[What to do]
In the records that follow, locate every line with "Bcfe" and extract it.

[begin Data listing]

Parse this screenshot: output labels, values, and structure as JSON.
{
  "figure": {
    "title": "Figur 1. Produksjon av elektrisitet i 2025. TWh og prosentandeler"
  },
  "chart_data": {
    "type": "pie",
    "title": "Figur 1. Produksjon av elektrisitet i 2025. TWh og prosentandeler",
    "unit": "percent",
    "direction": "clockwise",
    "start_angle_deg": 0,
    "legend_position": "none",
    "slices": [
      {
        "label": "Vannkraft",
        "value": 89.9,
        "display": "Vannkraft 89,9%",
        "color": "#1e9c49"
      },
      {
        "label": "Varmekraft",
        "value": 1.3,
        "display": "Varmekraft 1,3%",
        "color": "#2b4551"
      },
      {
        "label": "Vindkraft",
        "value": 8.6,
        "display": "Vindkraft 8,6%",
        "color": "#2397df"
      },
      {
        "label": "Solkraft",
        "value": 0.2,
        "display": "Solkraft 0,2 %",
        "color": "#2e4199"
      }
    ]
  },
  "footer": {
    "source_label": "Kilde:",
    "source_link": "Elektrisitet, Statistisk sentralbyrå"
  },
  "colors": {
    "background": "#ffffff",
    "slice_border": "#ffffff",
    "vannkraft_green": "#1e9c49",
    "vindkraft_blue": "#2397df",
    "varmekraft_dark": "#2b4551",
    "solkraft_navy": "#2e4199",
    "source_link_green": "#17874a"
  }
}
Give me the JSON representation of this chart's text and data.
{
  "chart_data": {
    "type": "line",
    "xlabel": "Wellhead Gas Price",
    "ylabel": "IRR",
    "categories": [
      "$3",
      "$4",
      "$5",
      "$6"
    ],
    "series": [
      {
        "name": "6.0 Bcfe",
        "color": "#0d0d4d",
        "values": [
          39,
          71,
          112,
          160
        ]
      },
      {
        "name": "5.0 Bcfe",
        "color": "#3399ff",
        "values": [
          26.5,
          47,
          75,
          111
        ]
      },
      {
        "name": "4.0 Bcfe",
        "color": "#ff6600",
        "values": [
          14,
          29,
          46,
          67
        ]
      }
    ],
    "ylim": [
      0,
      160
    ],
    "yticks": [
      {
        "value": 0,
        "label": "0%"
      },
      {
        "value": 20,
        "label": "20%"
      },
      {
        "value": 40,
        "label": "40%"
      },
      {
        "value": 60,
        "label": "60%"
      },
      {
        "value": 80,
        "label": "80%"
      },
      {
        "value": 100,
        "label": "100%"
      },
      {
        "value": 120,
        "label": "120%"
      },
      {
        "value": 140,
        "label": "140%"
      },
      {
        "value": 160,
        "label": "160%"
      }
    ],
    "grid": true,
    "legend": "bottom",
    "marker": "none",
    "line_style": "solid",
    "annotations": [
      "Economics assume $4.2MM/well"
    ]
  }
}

[end Data listing]

[Exercise solution]
        "name": "6.0 Bcfe",
        "name": "5.0 Bcfe",
        "name": "4.0 Bcfe",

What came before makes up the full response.